**What to do:** Output the data below in full, byte for byte. Nothing may differ.

** START Excerpted records **

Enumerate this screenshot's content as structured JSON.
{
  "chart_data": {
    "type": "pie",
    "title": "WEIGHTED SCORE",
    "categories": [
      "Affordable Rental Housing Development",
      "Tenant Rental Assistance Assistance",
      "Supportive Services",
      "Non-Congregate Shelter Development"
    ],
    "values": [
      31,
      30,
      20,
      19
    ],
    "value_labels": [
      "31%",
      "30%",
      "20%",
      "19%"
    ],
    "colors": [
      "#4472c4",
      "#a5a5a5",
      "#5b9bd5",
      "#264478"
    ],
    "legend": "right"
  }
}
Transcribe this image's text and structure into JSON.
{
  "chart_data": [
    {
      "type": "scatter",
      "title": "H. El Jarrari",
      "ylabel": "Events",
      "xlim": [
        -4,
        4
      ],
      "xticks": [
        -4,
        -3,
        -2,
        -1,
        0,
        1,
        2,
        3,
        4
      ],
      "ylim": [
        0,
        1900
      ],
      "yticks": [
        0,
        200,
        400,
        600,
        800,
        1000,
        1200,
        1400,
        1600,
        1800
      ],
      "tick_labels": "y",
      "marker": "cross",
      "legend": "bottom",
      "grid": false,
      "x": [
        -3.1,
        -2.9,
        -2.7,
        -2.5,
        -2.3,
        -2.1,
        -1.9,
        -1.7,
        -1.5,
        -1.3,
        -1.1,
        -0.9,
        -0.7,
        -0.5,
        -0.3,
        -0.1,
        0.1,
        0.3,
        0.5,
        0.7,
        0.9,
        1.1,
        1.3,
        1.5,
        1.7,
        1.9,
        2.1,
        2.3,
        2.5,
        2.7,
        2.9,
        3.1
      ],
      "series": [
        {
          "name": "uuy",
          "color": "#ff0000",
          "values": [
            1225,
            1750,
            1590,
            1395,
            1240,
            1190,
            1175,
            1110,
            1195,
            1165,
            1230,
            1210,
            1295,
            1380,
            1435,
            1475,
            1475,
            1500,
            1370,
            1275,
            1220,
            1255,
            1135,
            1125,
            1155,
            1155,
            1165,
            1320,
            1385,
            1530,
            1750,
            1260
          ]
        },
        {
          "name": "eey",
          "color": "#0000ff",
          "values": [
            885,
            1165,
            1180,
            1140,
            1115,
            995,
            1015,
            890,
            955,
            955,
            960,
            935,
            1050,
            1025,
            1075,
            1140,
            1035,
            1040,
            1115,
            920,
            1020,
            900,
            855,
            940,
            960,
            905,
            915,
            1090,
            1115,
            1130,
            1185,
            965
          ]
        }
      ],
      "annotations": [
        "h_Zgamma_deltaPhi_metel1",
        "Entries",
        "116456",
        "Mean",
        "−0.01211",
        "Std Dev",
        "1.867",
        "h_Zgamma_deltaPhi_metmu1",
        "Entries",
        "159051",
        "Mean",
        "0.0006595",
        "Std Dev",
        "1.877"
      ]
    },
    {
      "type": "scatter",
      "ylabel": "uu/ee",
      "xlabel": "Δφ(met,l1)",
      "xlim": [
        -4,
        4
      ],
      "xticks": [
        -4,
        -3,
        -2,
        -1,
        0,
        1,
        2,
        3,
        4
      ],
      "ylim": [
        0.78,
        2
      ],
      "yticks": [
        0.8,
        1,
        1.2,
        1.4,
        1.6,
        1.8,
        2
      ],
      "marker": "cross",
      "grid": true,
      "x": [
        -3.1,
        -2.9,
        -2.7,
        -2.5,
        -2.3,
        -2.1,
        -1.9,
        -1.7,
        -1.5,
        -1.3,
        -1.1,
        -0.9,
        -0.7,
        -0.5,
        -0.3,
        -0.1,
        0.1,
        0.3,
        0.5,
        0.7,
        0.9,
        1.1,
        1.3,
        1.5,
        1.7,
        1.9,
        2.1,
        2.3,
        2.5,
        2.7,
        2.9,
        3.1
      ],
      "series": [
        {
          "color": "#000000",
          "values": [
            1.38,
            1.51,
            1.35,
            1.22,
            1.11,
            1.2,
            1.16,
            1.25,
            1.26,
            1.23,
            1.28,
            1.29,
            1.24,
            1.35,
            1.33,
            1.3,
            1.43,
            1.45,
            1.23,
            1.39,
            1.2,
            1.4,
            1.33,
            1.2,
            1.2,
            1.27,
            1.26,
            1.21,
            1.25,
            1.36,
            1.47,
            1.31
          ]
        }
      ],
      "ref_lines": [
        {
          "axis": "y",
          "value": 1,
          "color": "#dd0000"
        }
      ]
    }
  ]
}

** END Excerpted records **

**Task answer:**
Enumerate this screenshot's content as structured JSON.
{
  "chart_data": {
    "type": "pie",
    "title": "WEIGHTED SCORE",
    "categories": [
      "Affordable Rental Housing Development",
      "Tenant Rental Assistance Assistance",
      "Supportive Services",
      "Non-Congregate Shelter Development"
    ],
    "values": [
      31,
      30,
      20,
      19
    ],
    "value_labels": [
      "31%",
      "30%",
      "20%",
      "19%"
    ],
    "colors": [
      "#4472c4",
      "#a5a5a5",
      "#5b9bd5",
      "#264478"
    ],
    "legend": "right"
  }
}
Transcribe this image's text and structure into JSON.
{
  "chart_data": [
    {
      "type": "scatter",
      "title": "H. El Jarrari",
      "ylabel": "Events",
      "xlim": [
        -4,
        4
      ],
      "xticks": [
        -4,
        -3,
        -2,
        -1,
        0,
        1,
        2,
        3,
        4
      ],
      "ylim": [
        0,
        1900
      ],
      "yticks": [
        0,
        200,
        400,
        600,
        800,
        1000,
        1200,
        1400,
        1600,
        1800
      ],
      "tick_labels": "y",
      "marker": "cross",
      "legend": "bottom",
      "grid": false,
      "x": [
        -3.1,
        -2.9,
        -2.7,
        -2.5,
        -2.3,
        -2.1,
        -1.9,
        -1.7,
        -1.5,
        -1.3,
        -1.1,
        -0.9,
        -0.7,
        -0.5,
        -0.3,
        -0.1,
        0.1,
        0.3,
        0.5,
        0.7,
        0.9,
        1.1,
        1.3,
        1.5,
        1.7,
        1.9,
        2.1,
        2.3,
        2.5,
        2.7,
        2.9,
        3.1
      ],
      "series": [
        {
          "name": "uuy",
          "color": "#ff0000",
          "values": [
            1225,
            1750,
            1590,
            1395,
            1240,
            1190,
            1175,
            1110,
            1195,
            1165,
            1230,
            1210,
            1295,
            1380,
            1435,
            1475,
            1475,
            1500,
            1370,
            1275,
            1220,
            1255,
            1135,
            1125,
            1155,
            1155,
            1165,
            1320,
            1385,
            1530,
            1750,
            1260
          ]
        },
        {
          "name": "eey",
          "color": "#0000ff",
          "values": [
            885,
            1165,
            1180,
            1140,
            1115,
            995,
            1015,
            890,
            955,
            955,
            960,
            935,
            1050,
            1025,
            1075,
            1140,
            1035,
            1040,
            1115,
            920,
            1020,
            900,
            855,
            940,
            960,
            905,
            915,
            1090,
            1115,
            1130,
            1185,
            965
          ]
        }
      ],
      "annotations": [
        "h_Zgamma_deltaPhi_metel1",
        "Entries",
        "116456",
        "Mean",
        "−0.01211",
        "Std Dev",
        "1.867",
        "h_Zgamma_deltaPhi_metmu1",
        "Entries",
        "159051",
        "Mean",
        "0.0006595",
        "Std Dev",
        "1.877"
      ]
    },
    {
      "type": "scatter",
      "ylabel": "uu/ee",
      "xlabel": "Δφ(met,l1)",
      "xlim": [
        -4,
        4
      ],
      "xticks": [
        -4,
        -3,
        -2,
        -1,
        0,
        1,
        2,
        3,
        4
      ],
      "ylim": [
        0.78,
        2
      ],
      "yticks": [
        0.8,
        1,
        1.2,
        1.4,
        1.6,
        1.8,
        2
      ],
      "marker": "cross",
      "grid": true,
      "x": [
        -3.1,
        -2.9,
        -2.7,
        -2.5,
        -2.3,
        -2.1,
        -1.9,
        -1.7,
        -1.5,
        -1.3,
        -1.1,
        -0.9,
        -0.7,
        -0.5,
        -0.3,
        -0.1,
        0.1,
        0.3,
        0.5,
        0.7,
        0.9,
        1.1,
        1.3,
        1.5,
        1.7,
        1.9,
        2.1,
        2.3,
        2.5,
        2.7,
        2.9,
        3.1
      ],
      "series": [
        {
          "color": "#000000",
          "values": [
            1.38,
            1.51,
            1.35,
            1.22,
            1.11,
            1.2,
            1.16,
            1.25,
            1.26,
            1.23,
            1.28,
            1.29,
            1.24,
            1.35,
            1.33,
            1.3,
            1.43,
            1.45,
            1.23,
            1.39,
            1.2,
            1.4,
            1.33,
            1.2,
            1.2,
            1.27,
            1.26,
            1.21,
            1.25,
            1.36,
            1.47,
            1.31
          ]
        }
      ],
      "ref_lines": [
        {
          "axis": "y",
          "value": 1,
          "color": "#dd0000"
        }
      ]
    }
  ]
}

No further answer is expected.